Record excerpts start

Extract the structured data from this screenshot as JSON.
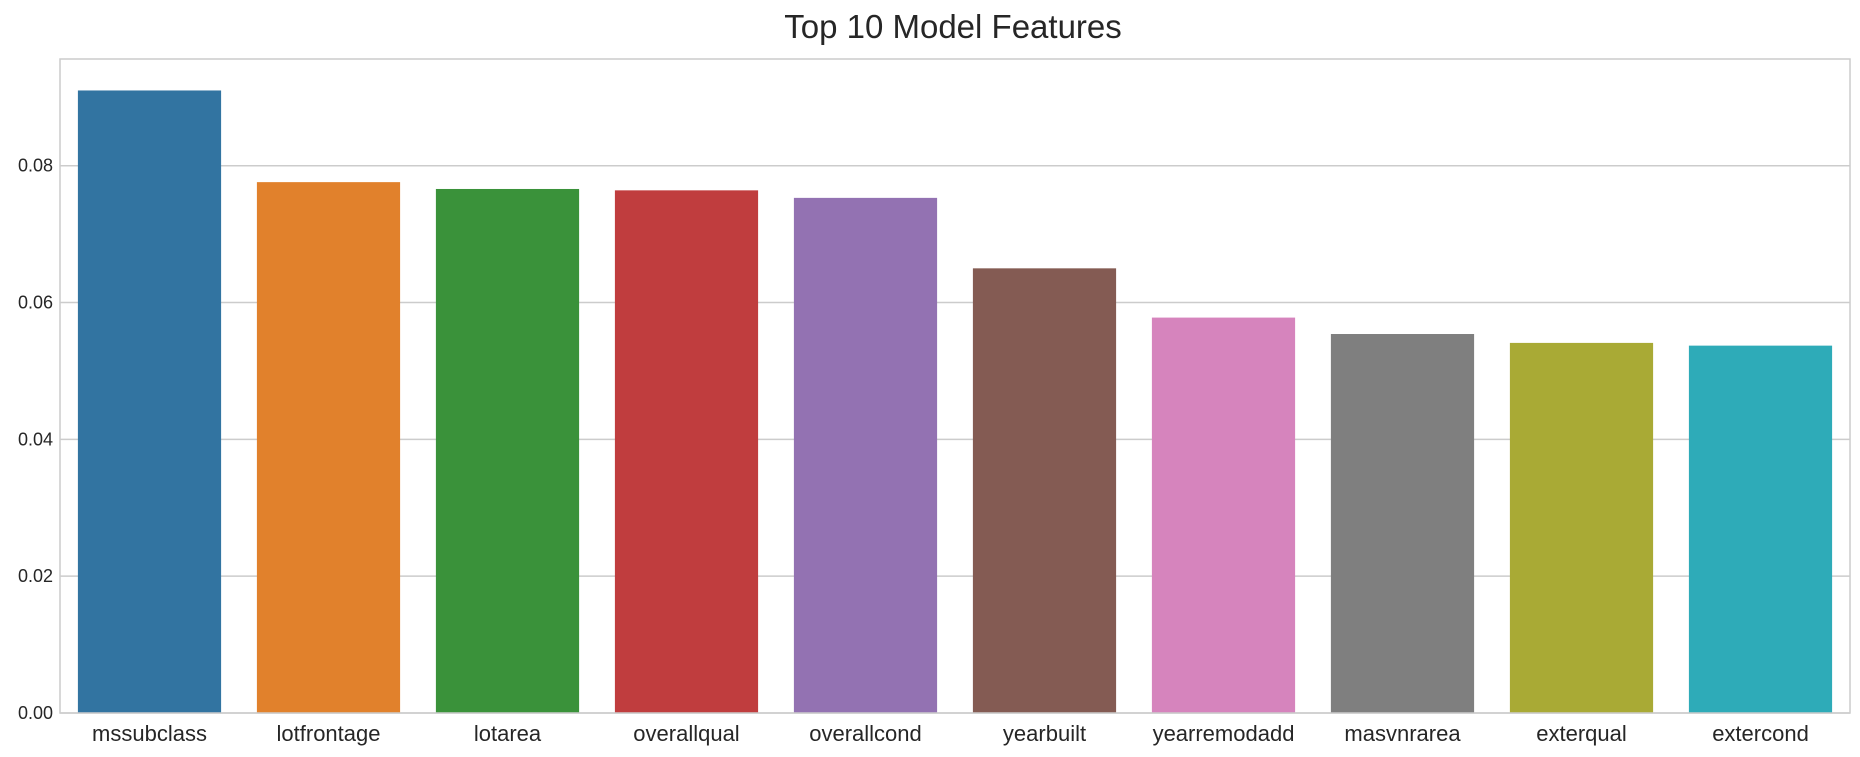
{
  "chart_data": {
    "type": "bar",
    "title": "Top 10 Model Features",
    "xlabel": "",
    "ylabel": "",
    "categories": [
      "mssubclass",
      "lotfrontage",
      "lotarea",
      "overallqual",
      "overallcond",
      "yearbuilt",
      "yearremodadd",
      "masvnrarea",
      "exterqual",
      "extercond"
    ],
    "values": [
      0.091,
      0.0776,
      0.0766,
      0.0764,
      0.0753,
      0.065,
      0.0578,
      0.0554,
      0.0541,
      0.0537
    ],
    "colors": [
      "#3274a1",
      "#e1812c",
      "#3a923a",
      "#c03d3e",
      "#9372b2",
      "#845b53",
      "#d684bd",
      "#7f7f7f",
      "#a9aa35",
      "#2eabb8"
    ],
    "ylim": [
      0,
      0.0956
    ],
    "yticks": [
      0.0,
      0.02,
      0.04,
      0.06,
      0.08
    ],
    "ytick_labels": [
      "0.00",
      "0.02",
      "0.04",
      "0.06",
      "0.08"
    ],
    "grid": true,
    "grid_axis": "y",
    "grid_color": "#cccccc",
    "spine_color": "#cccccc",
    "legend": "none"
  }
}
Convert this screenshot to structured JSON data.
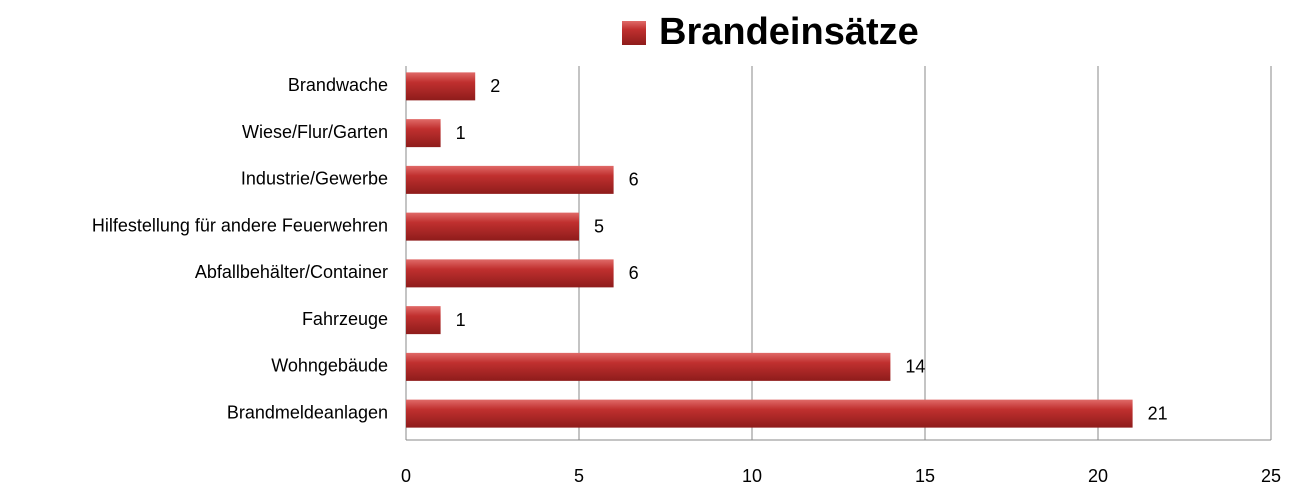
{
  "chart_data": {
    "type": "bar",
    "orientation": "horizontal",
    "categories": [
      "Brandwache",
      "Wiese/Flur/Garten",
      "Industrie/Gewerbe",
      "Hilfestellung für andere Feuerwehren",
      "Abfallbehälter/Container",
      "Fahrzeuge",
      "Wohngebäude",
      "Brandmeldeanlagen"
    ],
    "series": [
      {
        "name": "Brandeinsätze",
        "color": "#c0302f",
        "values": [
          2,
          1,
          6,
          5,
          6,
          1,
          14,
          21
        ]
      }
    ],
    "xlim": [
      0,
      25
    ],
    "xticks": [
      0,
      5,
      10,
      15,
      20,
      25
    ],
    "grid": true,
    "legend": "top"
  }
}
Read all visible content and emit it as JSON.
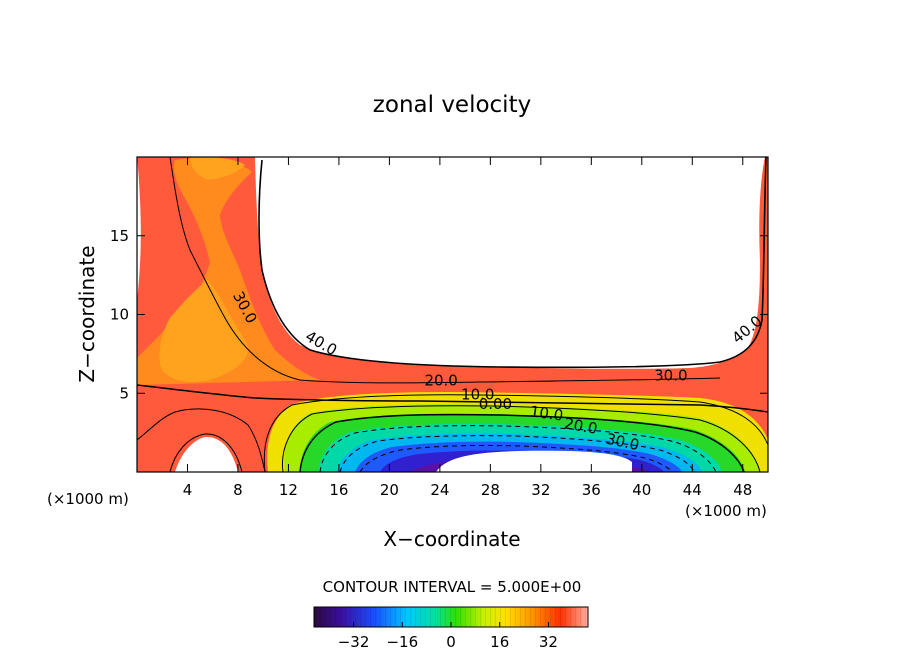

Record excerpts end

__What this task involves__
Output all of the entries verbatim, leaving out any images.

__Response__
Extract the structured data from this screenshot as JSON.
{
  "chart_data": {
    "type": "bar",
    "title": "Top 10 Model Features",
    "xlabel": "",
    "ylabel": "",
    "categories": [
      "mssubclass",
      "lotfrontage",
      "lotarea",
      "overallqual",
      "overallcond",
      "yearbuilt",
      "yearremodadd",
      "masvnrarea",
      "exterqual",
      "extercond"
    ],
    "values": [
      0.091,
      0.0776,
      0.0766,
      0.0764,
      0.0753,
      0.065,
      0.0578,
      0.0554,
      0.0541,
      0.0537
    ],
    "colors": [
      "#3274a1",
      "#e1812c",
      "#3a923a",
      "#c03d3e",
      "#9372b2",
      "#845b53",
      "#d684bd",
      "#7f7f7f",
      "#a9aa35",
      "#2eabb8"
    ],
    "ylim": [
      0,
      0.0956
    ],
    "yticks": [
      0.0,
      0.02,
      0.04,
      0.06,
      0.08
    ],
    "ytick_labels": [
      "0.00",
      "0.02",
      "0.04",
      "0.06",
      "0.08"
    ],
    "grid": true,
    "grid_axis": "y",
    "grid_color": "#cccccc",
    "spine_color": "#cccccc",
    "legend": "none"
  }
}
Convert this screenshot to structured JSON data.
{
  "chart_data": {
    "type": "bar",
    "orientation": "horizontal",
    "categories": [
      "Brandwache",
      "Wiese/Flur/Garten",
      "Industrie/Gewerbe",
      "Hilfestellung für andere Feuerwehren",
      "Abfallbehälter/Container",
      "Fahrzeuge",
      "Wohngebäude",
      "Brandmeldeanlagen"
    ],
    "series": [
      {
        "name": "Brandeinsätze",
        "color": "#c0302f",
        "values": [
          2,
          1,
          6,
          5,
          6,
          1,
          14,
          21
        ]
      }
    ],
    "xlim": [
      0,
      25
    ],
    "xticks": [
      0,
      5,
      10,
      15,
      20,
      25
    ],
    "grid": true,
    "legend": "top"
  }
}
Read all visible content and emit it as JSON.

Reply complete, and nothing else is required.